▶ _Problem to work on_:
Please quote all of the items below word for word, leaving the pictures out of your answer.

▶ _Raw data_:

▬▬▬

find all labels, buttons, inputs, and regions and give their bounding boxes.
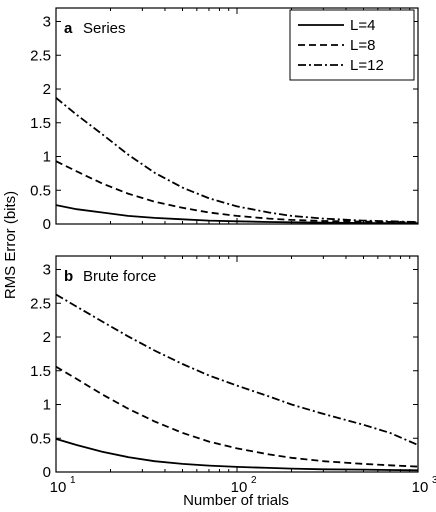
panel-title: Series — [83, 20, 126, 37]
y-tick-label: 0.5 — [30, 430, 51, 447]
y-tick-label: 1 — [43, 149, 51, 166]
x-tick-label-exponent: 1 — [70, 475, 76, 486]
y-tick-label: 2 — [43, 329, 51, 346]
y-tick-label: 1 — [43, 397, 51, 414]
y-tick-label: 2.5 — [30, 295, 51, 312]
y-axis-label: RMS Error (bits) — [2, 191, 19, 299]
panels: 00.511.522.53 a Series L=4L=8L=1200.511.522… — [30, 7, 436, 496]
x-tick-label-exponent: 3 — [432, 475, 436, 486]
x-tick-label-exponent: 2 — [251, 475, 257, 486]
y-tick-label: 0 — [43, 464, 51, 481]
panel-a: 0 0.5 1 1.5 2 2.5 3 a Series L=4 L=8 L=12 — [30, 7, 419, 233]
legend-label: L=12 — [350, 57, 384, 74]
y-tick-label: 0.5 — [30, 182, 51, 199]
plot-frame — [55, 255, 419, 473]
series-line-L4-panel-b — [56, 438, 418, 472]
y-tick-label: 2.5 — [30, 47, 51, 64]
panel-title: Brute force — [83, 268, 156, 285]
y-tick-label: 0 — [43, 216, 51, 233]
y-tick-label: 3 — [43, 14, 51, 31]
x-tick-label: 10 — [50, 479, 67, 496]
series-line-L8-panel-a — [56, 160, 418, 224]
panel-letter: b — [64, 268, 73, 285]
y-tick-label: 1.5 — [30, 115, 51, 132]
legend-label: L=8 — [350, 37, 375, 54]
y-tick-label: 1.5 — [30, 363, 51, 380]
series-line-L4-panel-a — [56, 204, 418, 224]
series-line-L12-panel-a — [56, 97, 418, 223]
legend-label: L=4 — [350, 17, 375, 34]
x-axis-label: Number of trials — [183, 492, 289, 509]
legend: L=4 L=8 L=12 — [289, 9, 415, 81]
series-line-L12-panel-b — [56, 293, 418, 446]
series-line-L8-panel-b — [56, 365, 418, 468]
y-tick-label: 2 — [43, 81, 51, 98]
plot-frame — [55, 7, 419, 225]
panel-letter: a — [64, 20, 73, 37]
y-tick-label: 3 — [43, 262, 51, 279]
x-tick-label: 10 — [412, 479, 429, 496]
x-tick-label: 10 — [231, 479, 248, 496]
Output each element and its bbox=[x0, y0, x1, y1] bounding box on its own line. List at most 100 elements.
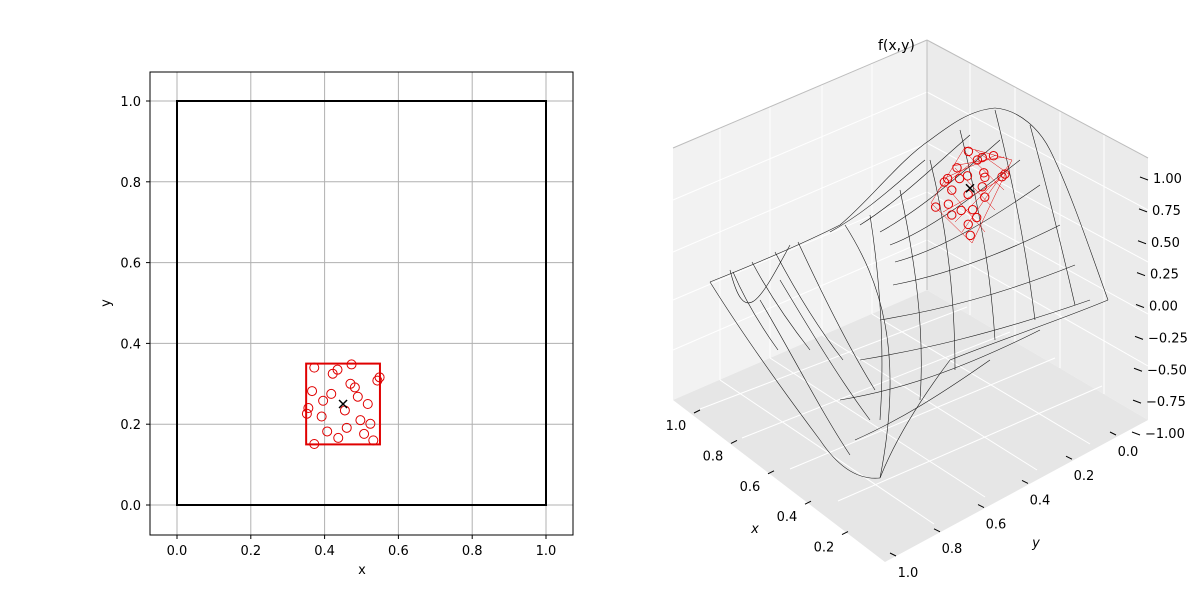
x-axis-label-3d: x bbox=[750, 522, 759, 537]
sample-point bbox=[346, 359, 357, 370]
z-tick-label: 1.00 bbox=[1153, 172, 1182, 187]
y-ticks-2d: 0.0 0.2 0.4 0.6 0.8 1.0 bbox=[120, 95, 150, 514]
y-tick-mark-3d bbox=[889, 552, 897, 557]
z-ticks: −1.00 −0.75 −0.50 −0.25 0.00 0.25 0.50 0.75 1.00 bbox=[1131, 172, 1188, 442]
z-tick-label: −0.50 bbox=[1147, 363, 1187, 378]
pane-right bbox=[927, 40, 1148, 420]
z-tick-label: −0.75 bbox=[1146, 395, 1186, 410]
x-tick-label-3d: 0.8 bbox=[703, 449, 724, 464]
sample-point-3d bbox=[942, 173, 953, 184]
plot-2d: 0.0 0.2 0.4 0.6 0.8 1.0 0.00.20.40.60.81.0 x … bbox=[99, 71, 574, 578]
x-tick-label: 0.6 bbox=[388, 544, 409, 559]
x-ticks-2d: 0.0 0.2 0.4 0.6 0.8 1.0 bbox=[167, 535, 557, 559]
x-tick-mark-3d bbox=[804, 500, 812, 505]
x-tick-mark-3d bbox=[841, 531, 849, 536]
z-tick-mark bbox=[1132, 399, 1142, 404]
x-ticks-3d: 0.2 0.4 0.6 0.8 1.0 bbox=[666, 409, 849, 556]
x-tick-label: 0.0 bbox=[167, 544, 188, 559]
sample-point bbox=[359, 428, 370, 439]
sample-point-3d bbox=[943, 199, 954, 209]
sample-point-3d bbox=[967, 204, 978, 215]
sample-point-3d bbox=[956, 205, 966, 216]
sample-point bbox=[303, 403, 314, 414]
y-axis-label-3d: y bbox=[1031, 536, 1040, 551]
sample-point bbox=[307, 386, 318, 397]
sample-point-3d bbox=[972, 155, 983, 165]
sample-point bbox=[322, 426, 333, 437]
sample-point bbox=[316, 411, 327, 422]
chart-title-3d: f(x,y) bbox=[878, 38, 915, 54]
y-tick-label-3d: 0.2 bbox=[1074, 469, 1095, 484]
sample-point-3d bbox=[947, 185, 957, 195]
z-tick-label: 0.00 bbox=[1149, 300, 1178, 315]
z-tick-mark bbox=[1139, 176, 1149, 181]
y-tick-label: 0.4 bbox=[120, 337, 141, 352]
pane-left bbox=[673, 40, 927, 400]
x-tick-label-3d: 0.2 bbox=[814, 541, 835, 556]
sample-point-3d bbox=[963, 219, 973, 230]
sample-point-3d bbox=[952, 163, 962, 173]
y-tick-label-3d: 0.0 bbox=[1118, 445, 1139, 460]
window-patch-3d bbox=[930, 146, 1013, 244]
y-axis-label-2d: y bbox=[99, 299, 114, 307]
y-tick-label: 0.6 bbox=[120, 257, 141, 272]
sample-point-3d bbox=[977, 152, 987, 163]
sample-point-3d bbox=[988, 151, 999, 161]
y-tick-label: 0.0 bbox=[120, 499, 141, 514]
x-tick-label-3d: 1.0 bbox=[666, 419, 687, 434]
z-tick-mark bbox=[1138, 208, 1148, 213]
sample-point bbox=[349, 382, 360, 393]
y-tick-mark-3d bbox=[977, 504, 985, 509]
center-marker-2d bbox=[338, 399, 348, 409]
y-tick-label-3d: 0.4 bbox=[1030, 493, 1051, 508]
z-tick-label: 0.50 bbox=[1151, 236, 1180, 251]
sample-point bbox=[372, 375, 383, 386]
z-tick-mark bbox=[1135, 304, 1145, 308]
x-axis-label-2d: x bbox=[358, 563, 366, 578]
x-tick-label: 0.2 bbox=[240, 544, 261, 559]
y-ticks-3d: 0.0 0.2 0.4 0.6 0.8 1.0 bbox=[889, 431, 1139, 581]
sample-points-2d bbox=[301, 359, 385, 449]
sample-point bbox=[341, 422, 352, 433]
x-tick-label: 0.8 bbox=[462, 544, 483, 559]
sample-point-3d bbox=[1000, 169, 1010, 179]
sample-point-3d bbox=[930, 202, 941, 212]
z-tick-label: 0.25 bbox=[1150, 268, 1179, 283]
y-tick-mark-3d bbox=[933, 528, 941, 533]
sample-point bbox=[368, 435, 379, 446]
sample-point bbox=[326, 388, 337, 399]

▬▬▬

▶ _Answer below_:
find all labels, buttons, inputs, and regions and give their bounding boxes.
panel-title: Series — [83, 20, 126, 37]
y-tick-label: 0.5 — [30, 430, 51, 447]
y-tick-label: 1 — [43, 149, 51, 166]
x-tick-label-exponent: 1 — [70, 475, 76, 486]
y-tick-label: 2 — [43, 329, 51, 346]
y-tick-label: 1 — [43, 397, 51, 414]
y-tick-label: 2.5 — [30, 295, 51, 312]
y-axis-label: RMS Error (bits) — [2, 191, 19, 299]
panels: 00.511.522.53 a Series L=4L=8L=1200.511.522… — [30, 7, 436, 496]
x-tick-label-exponent: 3 — [432, 475, 436, 486]
x-tick-label-exponent: 2 — [251, 475, 257, 486]
y-tick-label: 0 — [43, 464, 51, 481]
panel-a: 0 0.5 1 1.5 2 2.5 3 a Series L=4 L=8 L=12 — [30, 7, 419, 233]
legend-label: L=12 — [350, 57, 384, 74]
y-tick-label: 0.5 — [30, 182, 51, 199]
plot-frame — [55, 255, 419, 473]
series-line-L4-panel-b — [56, 438, 418, 472]
y-tick-label: 2.5 — [30, 47, 51, 64]
panel-title: Brute force — [83, 268, 156, 285]
y-tick-label: 0 — [43, 216, 51, 233]
y-tick-label: 3 — [43, 14, 51, 31]
x-tick-label: 10 — [50, 479, 67, 496]
series-line-L8-panel-a — [56, 160, 418, 224]
panel-letter: b — [64, 268, 73, 285]
y-tick-label: 1.5 — [30, 115, 51, 132]
legend-label: L=8 — [350, 37, 375, 54]
y-tick-label: 1.5 — [30, 363, 51, 380]
series-line-L4-panel-a — [56, 204, 418, 224]
series-line-L12-panel-a — [56, 97, 418, 223]
legend-label: L=4 — [350, 17, 375, 34]
x-axis-label: Number of trials — [183, 492, 289, 509]
legend: L=4 L=8 L=12 — [289, 9, 415, 81]
series-line-L12-panel-b — [56, 293, 418, 446]
series-line-L8-panel-b — [56, 365, 418, 468]
y-tick-label: 2 — [43, 81, 51, 98]
plot-frame — [55, 7, 419, 225]
panel-letter: a — [64, 20, 73, 37]
y-tick-label: 3 — [43, 262, 51, 279]
x-tick-label: 10 — [412, 479, 429, 496]
x-tick-label: 10 — [231, 479, 248, 496]
Output each element and its bbox=[x0, y0, x1, y1] bounding box on its own line. List at most 100 elements.
x-axis-label-3d: x bbox=[750, 522, 759, 537]
sample-point bbox=[346, 359, 357, 370]
z-tick-label: 1.00 bbox=[1153, 172, 1182, 187]
y-ticks-2d: 0.0 0.2 0.4 0.6 0.8 1.0 bbox=[120, 95, 150, 514]
y-tick-mark-3d bbox=[889, 552, 897, 557]
z-ticks: −1.00 −0.75 −0.50 −0.25 0.00 0.25 0.50 0.75 1.00 bbox=[1131, 172, 1188, 442]
z-tick-label: −0.50 bbox=[1147, 363, 1187, 378]
pane-right bbox=[927, 40, 1148, 420]
z-tick-label: −0.75 bbox=[1146, 395, 1186, 410]
x-tick-label-3d: 0.8 bbox=[703, 449, 724, 464]
sample-point-3d bbox=[942, 173, 953, 184]
plot-2d: 0.0 0.2 0.4 0.6 0.8 1.0 0.00.20.40.60.81.0 x … bbox=[99, 71, 574, 578]
x-tick-label: 0.6 bbox=[388, 544, 409, 559]
x-ticks-2d: 0.0 0.2 0.4 0.6 0.8 1.0 bbox=[167, 535, 557, 559]
x-tick-mark-3d bbox=[804, 500, 812, 505]
x-tick-mark-3d bbox=[841, 531, 849, 536]
z-tick-mark bbox=[1132, 399, 1142, 404]
x-ticks-3d: 0.2 0.4 0.6 0.8 1.0 bbox=[666, 409, 849, 556]
x-tick-label: 0.0 bbox=[167, 544, 188, 559]
sample-point bbox=[359, 428, 370, 439]
sample-point-3d bbox=[943, 199, 954, 209]
sample-point-3d bbox=[967, 204, 978, 215]
sample-point-3d bbox=[956, 205, 966, 216]
sample-point bbox=[303, 403, 314, 414]
y-axis-label-3d: y bbox=[1031, 536, 1040, 551]
sample-point bbox=[307, 386, 318, 397]
sample-point-3d bbox=[972, 155, 983, 165]
sample-point bbox=[322, 426, 333, 437]
sample-point bbox=[316, 411, 327, 422]
chart-title-3d: f(x,y) bbox=[878, 38, 915, 54]
y-tick-label-3d: 0.2 bbox=[1074, 469, 1095, 484]
sample-point-3d bbox=[947, 185, 957, 195]
z-tick-label: 0.00 bbox=[1149, 300, 1178, 315]
z-tick-mark bbox=[1139, 176, 1149, 181]
y-tick-label: 0.4 bbox=[120, 337, 141, 352]
pane-left bbox=[673, 40, 927, 400]
x-tick-label-3d: 0.2 bbox=[814, 541, 835, 556]
sample-point-3d bbox=[963, 219, 973, 230]
sample-point-3d bbox=[952, 163, 962, 173]
y-tick-label-3d: 0.0 bbox=[1118, 445, 1139, 460]
window-patch-3d bbox=[930, 146, 1013, 244]
y-axis-label-2d: y bbox=[99, 299, 114, 307]
y-tick-label: 0.6 bbox=[120, 257, 141, 272]
sample-point-3d bbox=[977, 152, 987, 163]
sample-point-3d bbox=[988, 151, 999, 161]
y-tick-label: 0.0 bbox=[120, 499, 141, 514]
x-tick-label-3d: 1.0 bbox=[666, 419, 687, 434]
z-tick-mark bbox=[1138, 208, 1148, 213]
sample-point bbox=[349, 382, 360, 393]
y-tick-mark-3d bbox=[977, 504, 985, 509]
center-marker-2d bbox=[338, 399, 348, 409]
y-tick-label-3d: 0.4 bbox=[1030, 493, 1051, 508]
z-tick-label: 0.50 bbox=[1151, 236, 1180, 251]
sample-point bbox=[372, 375, 383, 386]
z-tick-mark bbox=[1135, 304, 1145, 308]
x-axis-label-2d: x bbox=[358, 563, 366, 578]
x-tick-label: 0.2 bbox=[240, 544, 261, 559]
y-ticks-3d: 0.0 0.2 0.4 0.6 0.8 1.0 bbox=[889, 431, 1139, 581]
sample-points-2d bbox=[301, 359, 385, 449]
sample-point bbox=[341, 422, 352, 433]
x-tick-label: 0.8 bbox=[462, 544, 483, 559]
sample-point-3d bbox=[1000, 169, 1010, 179]
sample-point-3d bbox=[930, 202, 941, 212]
z-tick-label: 0.25 bbox=[1150, 268, 1179, 283]
y-tick-mark-3d bbox=[933, 528, 941, 533]
sample-point bbox=[368, 435, 379, 446]
sample-point bbox=[326, 388, 337, 399]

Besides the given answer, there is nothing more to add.